>> Begin Dataset records
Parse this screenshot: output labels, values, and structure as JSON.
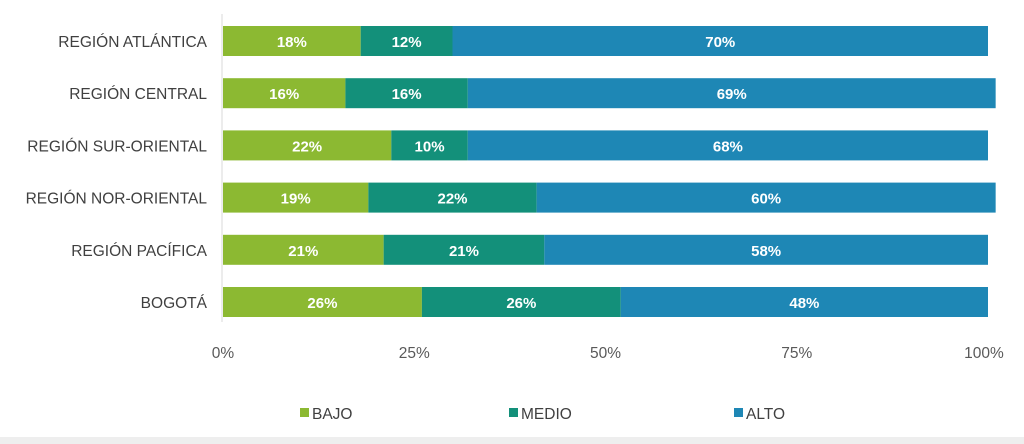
{
  "chart_data": {
    "type": "bar",
    "orientation": "horizontal",
    "stacked": true,
    "normalized": true,
    "categories": [
      "REGIÓN ATLÁNTICA",
      "REGIÓN CENTRAL",
      "REGIÓN SUR-ORIENTAL",
      "REGIÓN NOR-ORIENTAL",
      "REGIÓN PACÍFICA",
      "BOGOTÁ"
    ],
    "series": [
      {
        "name": "BAJO",
        "color": "#8cb932",
        "values": [
          18,
          16,
          22,
          19,
          21,
          26
        ]
      },
      {
        "name": "MEDIO",
        "color": "#13907a",
        "values": [
          12,
          16,
          10,
          22,
          21,
          26
        ]
      },
      {
        "name": "ALTO",
        "color": "#1e87b5",
        "values": [
          70,
          69,
          68,
          60,
          58,
          48
        ]
      }
    ],
    "data_labels": [
      [
        "18%",
        "16%",
        "22%",
        "19%",
        "21%",
        "26%"
      ],
      [
        "12%",
        "16%",
        "10%",
        "22%",
        "21%",
        "26%"
      ],
      [
        "70%",
        "69%",
        "68%",
        "60%",
        "58%",
        "48%"
      ]
    ],
    "xticks": [
      "0%",
      "25%",
      "50%",
      "75%",
      "100%"
    ],
    "xlim": [
      0,
      100
    ],
    "title": "",
    "xlabel": "",
    "ylabel": "",
    "grid": false,
    "legend_position": "bottom"
  }
}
>> End Dataset records
Say the number of lines in the records above that include the string "REGIÓN", and no more.

Exercise answer:
5